Dataset items:

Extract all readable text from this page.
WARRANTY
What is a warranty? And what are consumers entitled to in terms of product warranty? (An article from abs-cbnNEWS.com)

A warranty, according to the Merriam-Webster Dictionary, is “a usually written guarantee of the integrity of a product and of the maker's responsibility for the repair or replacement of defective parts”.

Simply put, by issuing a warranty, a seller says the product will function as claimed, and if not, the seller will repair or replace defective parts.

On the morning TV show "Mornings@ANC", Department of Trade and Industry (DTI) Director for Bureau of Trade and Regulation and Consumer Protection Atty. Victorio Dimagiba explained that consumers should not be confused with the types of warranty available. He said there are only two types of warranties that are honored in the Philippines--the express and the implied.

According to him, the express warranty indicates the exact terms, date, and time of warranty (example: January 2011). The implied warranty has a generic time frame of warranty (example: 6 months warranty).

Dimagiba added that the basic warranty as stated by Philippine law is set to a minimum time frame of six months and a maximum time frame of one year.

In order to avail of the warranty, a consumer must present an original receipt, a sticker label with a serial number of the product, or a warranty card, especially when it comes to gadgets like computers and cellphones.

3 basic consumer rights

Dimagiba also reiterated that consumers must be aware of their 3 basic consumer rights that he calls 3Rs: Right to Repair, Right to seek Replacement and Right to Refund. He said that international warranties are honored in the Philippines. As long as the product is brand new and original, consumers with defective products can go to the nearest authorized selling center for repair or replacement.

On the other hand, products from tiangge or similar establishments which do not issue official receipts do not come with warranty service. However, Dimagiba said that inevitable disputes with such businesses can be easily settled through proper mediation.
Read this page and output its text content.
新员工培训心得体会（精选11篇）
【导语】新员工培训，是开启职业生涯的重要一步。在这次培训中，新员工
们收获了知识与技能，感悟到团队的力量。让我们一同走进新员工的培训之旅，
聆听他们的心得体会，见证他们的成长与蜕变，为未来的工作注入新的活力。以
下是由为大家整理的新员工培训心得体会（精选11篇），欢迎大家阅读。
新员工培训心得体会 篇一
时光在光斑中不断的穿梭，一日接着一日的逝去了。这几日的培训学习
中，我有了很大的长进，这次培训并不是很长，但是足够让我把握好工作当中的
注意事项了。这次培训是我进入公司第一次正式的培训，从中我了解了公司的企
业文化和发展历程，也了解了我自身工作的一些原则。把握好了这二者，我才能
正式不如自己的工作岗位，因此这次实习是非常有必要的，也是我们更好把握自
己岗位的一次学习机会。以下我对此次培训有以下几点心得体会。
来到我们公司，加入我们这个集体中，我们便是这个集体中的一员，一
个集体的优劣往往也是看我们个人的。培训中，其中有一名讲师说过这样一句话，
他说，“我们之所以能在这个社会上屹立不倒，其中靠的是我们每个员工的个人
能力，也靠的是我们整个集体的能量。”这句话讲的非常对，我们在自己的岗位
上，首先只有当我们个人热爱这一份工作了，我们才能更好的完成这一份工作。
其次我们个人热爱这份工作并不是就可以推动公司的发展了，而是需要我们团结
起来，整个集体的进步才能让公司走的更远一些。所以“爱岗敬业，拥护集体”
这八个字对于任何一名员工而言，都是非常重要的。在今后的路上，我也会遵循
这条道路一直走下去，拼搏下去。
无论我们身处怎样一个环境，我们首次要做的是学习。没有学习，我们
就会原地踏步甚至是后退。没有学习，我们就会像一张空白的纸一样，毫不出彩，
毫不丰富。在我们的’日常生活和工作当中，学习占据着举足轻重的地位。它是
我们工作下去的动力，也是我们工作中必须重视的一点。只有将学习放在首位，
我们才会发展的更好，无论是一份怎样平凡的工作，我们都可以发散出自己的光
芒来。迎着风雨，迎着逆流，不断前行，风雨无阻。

*THE PROBLEM*:
Quote the data in full, keeping each word unchanged.

*FINAL RESULT*:
Extract all readable text from this page.
WARRANTY
What is a warranty? And what are consumers entitled to in terms of product warranty? (An article from abs-cbnNEWS.com)

A warranty, according to the Merriam-Webster Dictionary, is “a usually written guarantee of the integrity of a product and of the maker's responsibility for the repair or replacement of defective parts”.

Simply put, by issuing a warranty, a seller says the product will function as claimed, and if not, the seller will repair or replace defective parts.

On the morning TV show "Mornings@ANC", Department of Trade and Industry (DTI) Director for Bureau of Trade and Regulation and Consumer Protection Atty. Victorio Dimagiba explained that consumers should not be confused with the types of warranty available. He said there are only two types of warranties that are honored in the Philippines--the express and the implied.

According to him, the express warranty indicates the exact terms, date, and time of warranty (example: January 2011). The implied warranty has a generic time frame of warranty (example: 6 months warranty).

Dimagiba added that the basic warranty as stated by Philippine law is set to a minimum time frame of six months and a maximum time frame of one year.

In order to avail of the warranty, a consumer must present an original receipt, a sticker label with a serial number of the product, or a warranty card, especially when it comes to gadgets like computers and cellphones.

3 basic consumer rights

Dimagiba also reiterated that consumers must be aware of their 3 basic consumer rights that he calls 3Rs: Right to Repair, Right to seek Replacement and Right to Refund. He said that international warranties are honored in the Philippines. As long as the product is brand new and original, consumers with defective products can go to the nearest authorized selling center for repair or replacement.

On the other hand, products from tiangge or similar establishments which do not issue official receipts do not come with warranty service. However, Dimagiba said that inevitable disputes with such businesses can be easily settled through proper mediation.
Read this page and output its text content.
新员工培训心得体会（精选11篇）
【导语】新员工培训，是开启职业生涯的重要一步。在这次培训中，新员工
们收获了知识与技能，感悟到团队的力量。让我们一同走进新员工的培训之旅，
聆听他们的心得体会，见证他们的成长与蜕变，为未来的工作注入新的活力。以
下是由为大家整理的新员工培训心得体会（精选11篇），欢迎大家阅读。
新员工培训心得体会 篇一
时光在光斑中不断的穿梭，一日接着一日的逝去了。这几日的培训学习
中，我有了很大的长进，这次培训并不是很长，但是足够让我把握好工作当中的
注意事项了。这次培训是我进入公司第一次正式的培训，从中我了解了公司的企
业文化和发展历程，也了解了我自身工作的一些原则。把握好了这二者，我才能
正式不如自己的工作岗位，因此这次实习是非常有必要的，也是我们更好把握自
己岗位的一次学习机会。以下我对此次培训有以下几点心得体会。
来到我们公司，加入我们这个集体中，我们便是这个集体中的一员，一
个集体的优劣往往也是看我们个人的。培训中，其中有一名讲师说过这样一句话，
他说，“我们之所以能在这个社会上屹立不倒，其中靠的是我们每个员工的个人
能力，也靠的是我们整个集体的能量。”这句话讲的非常对，我们在自己的岗位
上，首先只有当我们个人热爱这一份工作了，我们才能更好的完成这一份工作。
其次我们个人热爱这份工作并不是就可以推动公司的发展了，而是需要我们团结
起来，整个集体的进步才能让公司走的更远一些。所以“爱岗敬业，拥护集体”
这八个字对于任何一名员工而言，都是非常重要的。在今后的路上，我也会遵循
这条道路一直走下去，拼搏下去。
无论我们身处怎样一个环境，我们首次要做的是学习。没有学习，我们
就会原地踏步甚至是后退。没有学习，我们就会像一张空白的纸一样，毫不出彩，
毫不丰富。在我们的’日常生活和工作当中，学习占据着举足轻重的地位。它是
我们工作下去的动力，也是我们工作中必须重视的一点。只有将学习放在首位，
我们才会发展的更好，无论是一份怎样平凡的工作，我们都可以发散出自己的光
芒来。迎着风雨，迎着逆流，不断前行，风雨无阻。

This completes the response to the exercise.